--- Records from a collection of figures ---
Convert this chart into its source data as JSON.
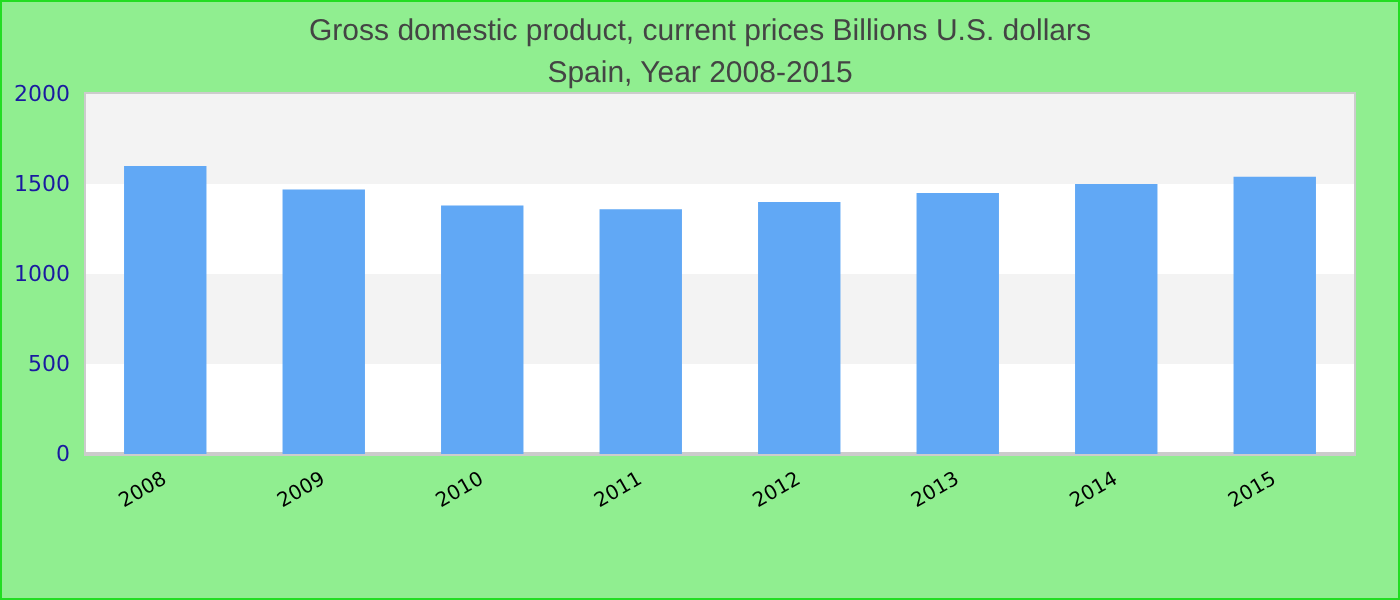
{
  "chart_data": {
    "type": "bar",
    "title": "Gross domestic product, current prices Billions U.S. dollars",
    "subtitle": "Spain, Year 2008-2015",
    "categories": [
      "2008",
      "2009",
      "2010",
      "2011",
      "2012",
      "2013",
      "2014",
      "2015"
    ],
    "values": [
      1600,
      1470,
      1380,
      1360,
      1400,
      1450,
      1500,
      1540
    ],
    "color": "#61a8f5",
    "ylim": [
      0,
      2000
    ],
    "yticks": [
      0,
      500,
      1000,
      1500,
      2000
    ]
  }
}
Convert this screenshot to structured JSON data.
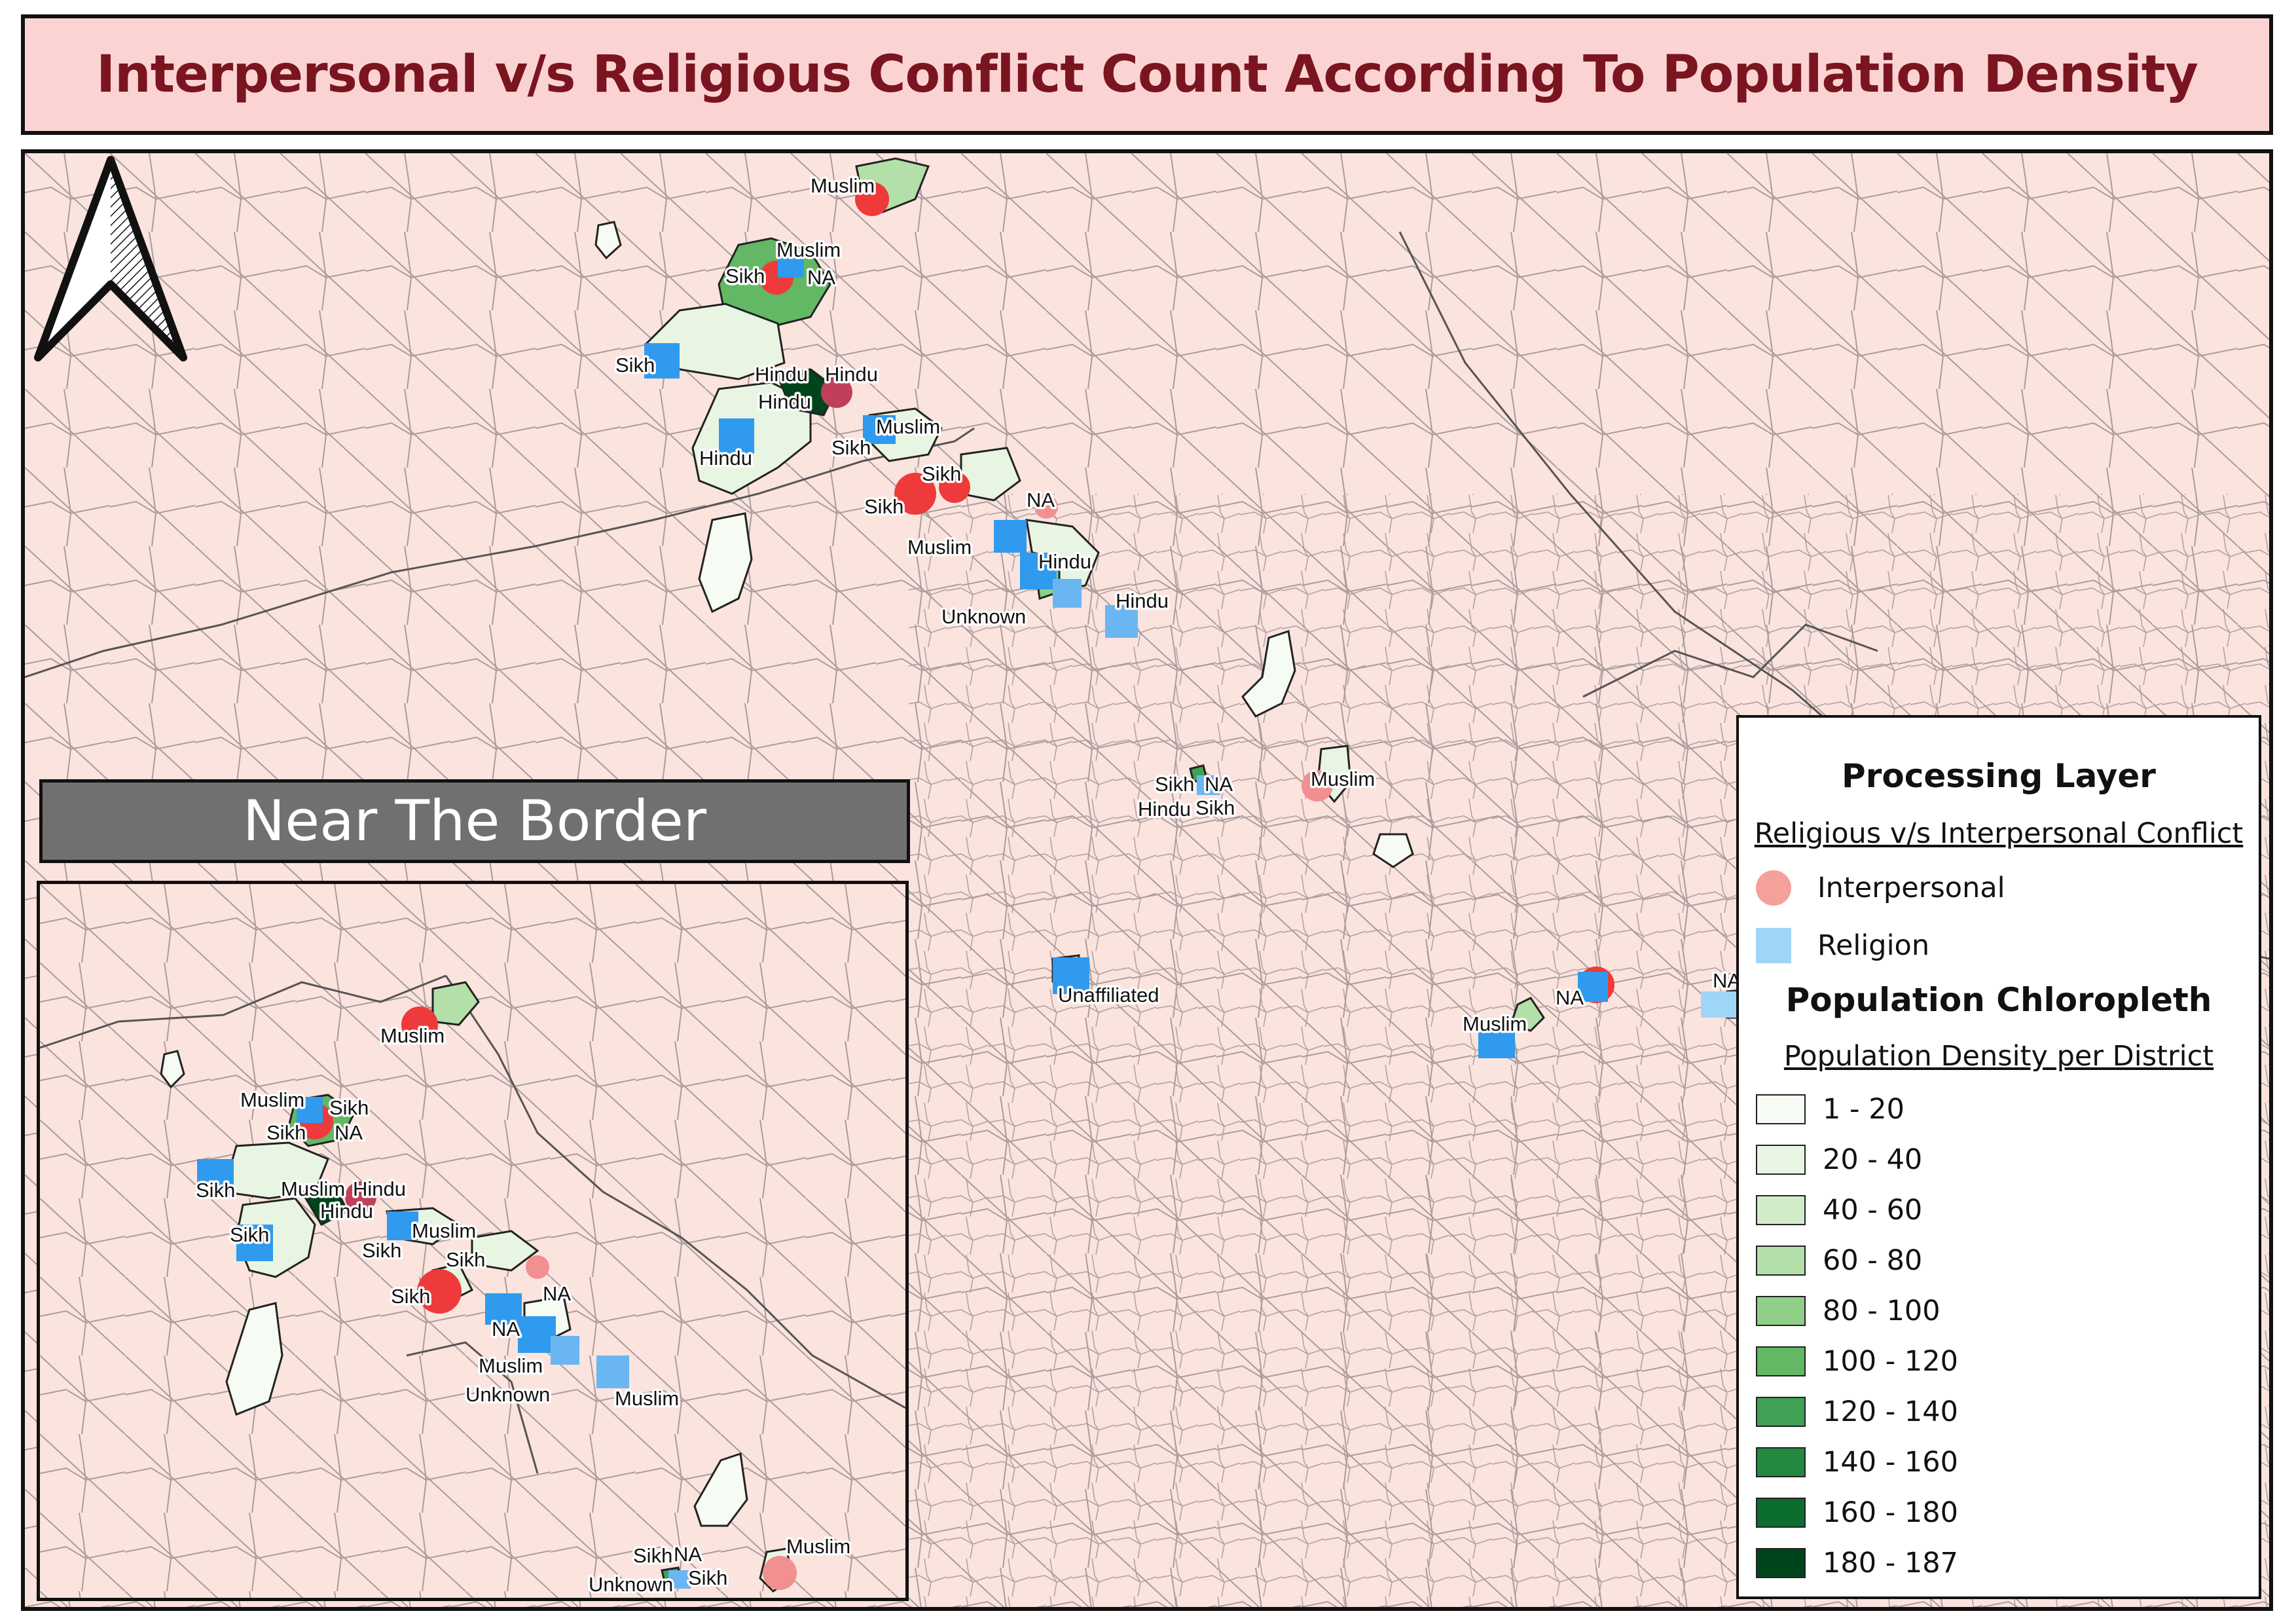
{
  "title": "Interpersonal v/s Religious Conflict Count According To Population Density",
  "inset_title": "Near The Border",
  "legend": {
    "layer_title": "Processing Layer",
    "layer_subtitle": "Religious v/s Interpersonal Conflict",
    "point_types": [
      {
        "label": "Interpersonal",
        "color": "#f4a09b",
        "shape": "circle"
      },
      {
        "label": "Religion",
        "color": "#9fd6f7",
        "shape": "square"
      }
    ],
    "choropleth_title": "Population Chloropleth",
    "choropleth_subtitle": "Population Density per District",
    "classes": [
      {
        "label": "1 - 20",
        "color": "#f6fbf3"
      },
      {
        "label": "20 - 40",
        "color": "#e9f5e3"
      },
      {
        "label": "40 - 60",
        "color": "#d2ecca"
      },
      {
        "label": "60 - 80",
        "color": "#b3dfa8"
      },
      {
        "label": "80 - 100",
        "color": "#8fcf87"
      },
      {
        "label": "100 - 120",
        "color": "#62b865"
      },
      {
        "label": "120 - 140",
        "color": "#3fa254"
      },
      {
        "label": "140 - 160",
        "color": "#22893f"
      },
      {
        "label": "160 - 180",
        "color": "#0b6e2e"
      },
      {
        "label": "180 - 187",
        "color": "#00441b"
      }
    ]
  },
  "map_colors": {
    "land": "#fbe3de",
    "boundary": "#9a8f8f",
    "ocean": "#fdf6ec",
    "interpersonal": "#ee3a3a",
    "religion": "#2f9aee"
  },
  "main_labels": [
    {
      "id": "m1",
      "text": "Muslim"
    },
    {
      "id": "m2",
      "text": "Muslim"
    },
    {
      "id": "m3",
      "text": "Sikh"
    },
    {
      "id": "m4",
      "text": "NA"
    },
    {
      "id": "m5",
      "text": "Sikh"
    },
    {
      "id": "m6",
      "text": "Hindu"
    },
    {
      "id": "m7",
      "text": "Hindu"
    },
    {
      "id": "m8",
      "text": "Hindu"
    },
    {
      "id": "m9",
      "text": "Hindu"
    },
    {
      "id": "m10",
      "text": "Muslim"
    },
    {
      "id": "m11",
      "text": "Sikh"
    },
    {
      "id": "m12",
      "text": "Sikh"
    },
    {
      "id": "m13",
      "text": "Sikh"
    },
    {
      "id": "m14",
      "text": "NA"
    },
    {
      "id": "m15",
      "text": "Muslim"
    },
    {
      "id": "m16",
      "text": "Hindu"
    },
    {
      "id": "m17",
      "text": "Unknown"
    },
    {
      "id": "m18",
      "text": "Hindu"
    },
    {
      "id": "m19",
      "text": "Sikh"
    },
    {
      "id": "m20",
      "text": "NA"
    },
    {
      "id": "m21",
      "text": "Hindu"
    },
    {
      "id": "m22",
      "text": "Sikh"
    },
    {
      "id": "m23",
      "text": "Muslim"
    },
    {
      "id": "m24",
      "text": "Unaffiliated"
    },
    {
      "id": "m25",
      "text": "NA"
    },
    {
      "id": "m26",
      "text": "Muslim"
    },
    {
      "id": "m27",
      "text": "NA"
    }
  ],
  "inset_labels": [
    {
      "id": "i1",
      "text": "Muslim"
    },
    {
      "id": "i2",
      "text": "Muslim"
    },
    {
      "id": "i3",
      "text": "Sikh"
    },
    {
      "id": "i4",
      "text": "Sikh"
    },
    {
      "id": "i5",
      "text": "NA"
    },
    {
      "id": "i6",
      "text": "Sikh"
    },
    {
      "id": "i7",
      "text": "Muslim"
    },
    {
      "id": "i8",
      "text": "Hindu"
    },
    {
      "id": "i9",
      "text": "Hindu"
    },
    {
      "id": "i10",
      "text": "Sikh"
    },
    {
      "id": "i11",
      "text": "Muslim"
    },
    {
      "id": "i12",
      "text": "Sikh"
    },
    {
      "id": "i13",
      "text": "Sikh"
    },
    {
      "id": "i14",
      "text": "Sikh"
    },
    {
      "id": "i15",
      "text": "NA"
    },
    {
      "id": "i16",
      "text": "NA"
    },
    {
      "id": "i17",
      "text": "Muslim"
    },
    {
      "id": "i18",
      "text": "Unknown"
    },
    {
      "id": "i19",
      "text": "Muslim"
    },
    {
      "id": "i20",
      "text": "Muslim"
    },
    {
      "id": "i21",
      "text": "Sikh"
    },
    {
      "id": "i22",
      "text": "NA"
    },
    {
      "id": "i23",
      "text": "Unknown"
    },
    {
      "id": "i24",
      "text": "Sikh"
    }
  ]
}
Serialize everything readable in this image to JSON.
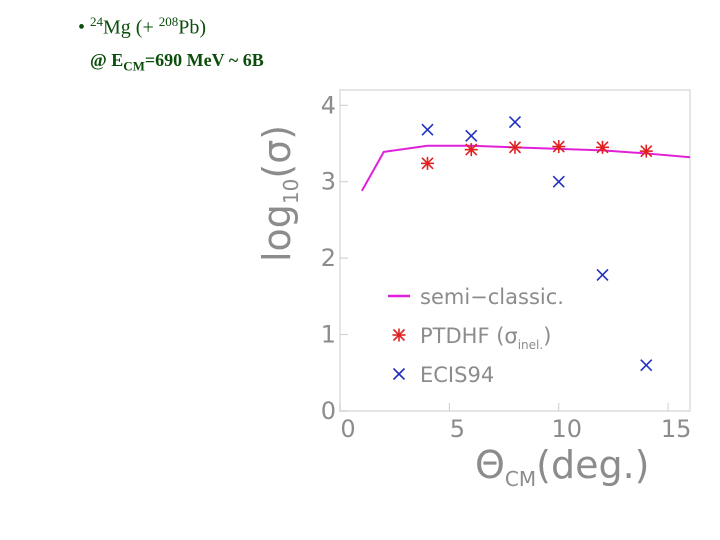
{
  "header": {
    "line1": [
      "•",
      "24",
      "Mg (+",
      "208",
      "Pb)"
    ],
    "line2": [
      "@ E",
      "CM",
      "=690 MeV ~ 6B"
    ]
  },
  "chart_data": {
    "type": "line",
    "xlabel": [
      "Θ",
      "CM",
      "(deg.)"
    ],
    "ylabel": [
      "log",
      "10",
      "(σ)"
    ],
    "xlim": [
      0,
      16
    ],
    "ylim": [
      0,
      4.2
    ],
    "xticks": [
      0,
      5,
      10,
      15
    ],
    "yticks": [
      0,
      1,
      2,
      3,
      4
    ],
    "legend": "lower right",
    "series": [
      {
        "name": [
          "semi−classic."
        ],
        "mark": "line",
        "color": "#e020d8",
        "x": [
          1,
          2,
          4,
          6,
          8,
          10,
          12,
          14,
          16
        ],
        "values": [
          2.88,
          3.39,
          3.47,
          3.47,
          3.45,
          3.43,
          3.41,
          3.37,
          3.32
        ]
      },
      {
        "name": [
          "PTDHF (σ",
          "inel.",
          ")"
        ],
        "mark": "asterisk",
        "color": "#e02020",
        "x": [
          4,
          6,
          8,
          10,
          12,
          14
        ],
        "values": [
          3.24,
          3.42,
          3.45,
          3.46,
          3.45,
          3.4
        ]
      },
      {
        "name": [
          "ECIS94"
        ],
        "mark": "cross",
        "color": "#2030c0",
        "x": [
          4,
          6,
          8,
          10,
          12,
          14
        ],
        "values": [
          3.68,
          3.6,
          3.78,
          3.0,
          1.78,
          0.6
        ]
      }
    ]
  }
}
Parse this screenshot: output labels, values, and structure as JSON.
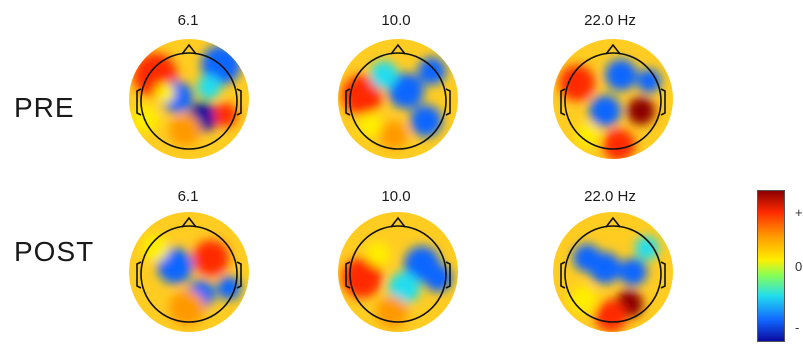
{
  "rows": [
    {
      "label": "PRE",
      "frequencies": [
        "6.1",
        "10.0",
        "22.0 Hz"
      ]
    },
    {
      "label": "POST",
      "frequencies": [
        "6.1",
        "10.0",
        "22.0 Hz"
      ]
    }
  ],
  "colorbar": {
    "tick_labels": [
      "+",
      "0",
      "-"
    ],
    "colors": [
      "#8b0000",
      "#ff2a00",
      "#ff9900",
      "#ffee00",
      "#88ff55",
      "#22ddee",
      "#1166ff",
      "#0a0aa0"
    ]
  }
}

--- Task to carry out ---
Give the entries again word for word, but skip the pictures.

--- Completed task ---
Convert this chart into its source data as JSON.
{
  "chart_data": {
    "type": "bar",
    "title": "Gross domestic product, current prices Billions U.S. dollars",
    "subtitle": "Spain, Year 2008-2015",
    "categories": [
      "2008",
      "2009",
      "2010",
      "2011",
      "2012",
      "2013",
      "2014",
      "2015"
    ],
    "values": [
      1600,
      1470,
      1380,
      1360,
      1400,
      1450,
      1500,
      1540
    ],
    "color": "#61a8f5",
    "ylim": [
      0,
      2000
    ],
    "yticks": [
      0,
      500,
      1000,
      1500,
      2000
    ]
  }
}
Convert this screenshot to structured JSON data.
{
  "title": "Interpersonal v/s Religious Conflict Count According To Population Density",
  "inset_title": "Near The Border",
  "legend": {
    "layer_title": "Processing Layer",
    "layer_subtitle": "Religious v/s Interpersonal Conflict",
    "point_types": [
      {
        "label": "Interpersonal",
        "color": "#f4a09b",
        "shape": "circle"
      },
      {
        "label": "Religion",
        "color": "#9fd6f7",
        "shape": "square"
      }
    ],
    "choropleth_title": "Population Chloropleth",
    "choropleth_subtitle": "Population Density per District",
    "classes": [
      {
        "label": "1 - 20",
        "color": "#f6fbf3"
      },
      {
        "label": "20 - 40",
        "color": "#e9f5e3"
      },
      {
        "label": "40 - 60",
        "color": "#d2ecca"
      },
      {
        "label": "60 - 80",
        "color": "#b3dfa8"
      },
      {
        "label": "80 - 100",
        "color": "#8fcf87"
      },
      {
        "label": "100 - 120",
        "color": "#62b865"
      },
      {
        "label": "120 - 140",
        "color": "#3fa254"
      },
      {
        "label": "140 - 160",
        "color": "#22893f"
      },
      {
        "label": "160 - 180",
        "color": "#0b6e2e"
      },
      {
        "label": "180 - 187",
        "color": "#00441b"
      }
    ]
  },
  "map_colors": {
    "land": "#fbe3de",
    "boundary": "#9a8f8f",
    "ocean": "#fdf6ec",
    "interpersonal": "#ee3a3a",
    "religion": "#2f9aee"
  },
  "main_labels": [
    {
      "id": "m1",
      "text": "Muslim"
    },
    {
      "id": "m2",
      "text": "Muslim"
    },
    {
      "id": "m3",
      "text": "Sikh"
    },
    {
      "id": "m4",
      "text": "NA"
    },
    {
      "id": "m5",
      "text": "Sikh"
    },
    {
      "id": "m6",
      "text": "Hindu"
    },
    {
      "id": "m7",
      "text": "Hindu"
    },
    {
      "id": "m8",
      "text": "Hindu"
    },
    {
      "id": "m9",
      "text": "Hindu"
    },
    {
      "id": "m10",
      "text": "Muslim"
    },
    {
      "id": "m11",
      "text": "Sikh"
    },
    {
      "id": "m12",
      "text": "Sikh"
    },
    {
      "id": "m13",
      "text": "Sikh"
    },
    {
      "id": "m14",
      "text": "NA"
    },
    {
      "id": "m15",
      "text": "Muslim"
    },
    {
      "id": "m16",
      "text": "Hindu"
    },
    {
      "id": "m17",
      "text": "Unknown"
    },
    {
      "id": "m18",
      "text": "Hindu"
    },
    {
      "id": "m19",
      "text": "Sikh"
    },
    {
      "id": "m20",
      "text": "NA"
    },
    {
      "id": "m21",
      "text": "Hindu"
    },
    {
      "id": "m22",
      "text": "Sikh"
    },
    {
      "id": "m23",
      "text": "Muslim"
    },
    {
      "id": "m24",
      "text": "Unaffiliated"
    },
    {
      "id": "m25",
      "text": "NA"
    },
    {
      "id": "m26",
      "text": "Muslim"
    },
    {
      "id": "m27",
      "text": "NA"
    }
  ],
  "inset_labels": [
    {
      "id": "i1",
      "text": "Muslim"
    },
    {
      "id": "i2",
      "text": "Muslim"
    },
    {
      "id": "i3",
      "text": "Sikh"
    },
    {
      "id": "i4",
      "text": "Sikh"
    },
    {
      "id": "i5",
      "text": "NA"
    },
    {
      "id": "i6",
      "text": "Sikh"
    },
    {
      "id": "i7",
      "text": "Muslim"
    },
    {
      "id": "i8",
      "text": "Hindu"
    },
    {
      "id": "i9",
      "text": "Hindu"
    },
    {
      "id": "i10",
      "text": "Sikh"
    },
    {
      "id": "i11",
      "text": "Muslim"
    },
    {
      "id": "i12",
      "text": "Sikh"
    },
    {
      "id": "i13",
      "text": "Sikh"
    },
    {
      "id": "i14",
      "text": "Sikh"
    },
    {
      "id": "i15",
      "text": "NA"
    },
    {
      "id": "i16",
      "text": "NA"
    },
    {
      "id": "i17",
      "text": "Muslim"
    },
    {
      "id": "i18",
      "text": "Unknown"
    },
    {
      "id": "i19",
      "text": "Muslim"
    },
    {
      "id": "i20",
      "text": "Muslim"
    },
    {
      "id": "i21",
      "text": "Sikh"
    },
    {
      "id": "i22",
      "text": "NA"
    },
    {
      "id": "i23",
      "text": "Unknown"
    },
    {
      "id": "i24",
      "text": "Sikh"
    }
  ]
}
Serialize everything readable in this image to JSON.
{
  "header": {
    "line1": [
      "•",
      "24",
      "Mg (+",
      "208",
      "Pb)"
    ],
    "line2": [
      "@ E",
      "CM",
      "=690 MeV ~ 6B"
    ]
  },
  "chart_data": {
    "type": "line",
    "xlabel": [
      "Θ",
      "CM",
      "(deg.)"
    ],
    "ylabel": [
      "log",
      "10",
      "(σ)"
    ],
    "xlim": [
      0,
      16
    ],
    "ylim": [
      0,
      4.2
    ],
    "xticks": [
      0,
      5,
      10,
      15
    ],
    "yticks": [
      0,
      1,
      2,
      3,
      4
    ],
    "legend": "lower right",
    "series": [
      {
        "name": [
          "semi−classic."
        ],
        "mark": "line",
        "color": "#e020d8",
        "x": [
          1,
          2,
          4,
          6,
          8,
          10,
          12,
          14,
          16
        ],
        "values": [
          2.88,
          3.39,
          3.47,
          3.47,
          3.45,
          3.43,
          3.41,
          3.37,
          3.32
        ]
      },
      {
        "name": [
          "PTDHF (σ",
          "inel.",
          ")"
        ],
        "mark": "asterisk",
        "color": "#e02020",
        "x": [
          4,
          6,
          8,
          10,
          12,
          14
        ],
        "values": [
          3.24,
          3.42,
          3.45,
          3.46,
          3.45,
          3.4
        ]
      },
      {
        "name": [
          "ECIS94"
        ],
        "mark": "cross",
        "color": "#2030c0",
        "x": [
          4,
          6,
          8,
          10,
          12,
          14
        ],
        "values": [
          3.68,
          3.6,
          3.78,
          3.0,
          1.78,
          0.6
        ]
      }
    ]
  }
}
Parse this screenshot: output labels, values, and structure as JSON.
{
  "rows": [
    {
      "label": "PRE",
      "frequencies": [
        "6.1",
        "10.0",
        "22.0 Hz"
      ]
    },
    {
      "label": "POST",
      "frequencies": [
        "6.1",
        "10.0",
        "22.0 Hz"
      ]
    }
  ],
  "colorbar": {
    "tick_labels": [
      "+",
      "0",
      "-"
    ],
    "colors": [
      "#8b0000",
      "#ff2a00",
      "#ff9900",
      "#ffee00",
      "#88ff55",
      "#22ddee",
      "#1166ff",
      "#0a0aa0"
    ]
  }
}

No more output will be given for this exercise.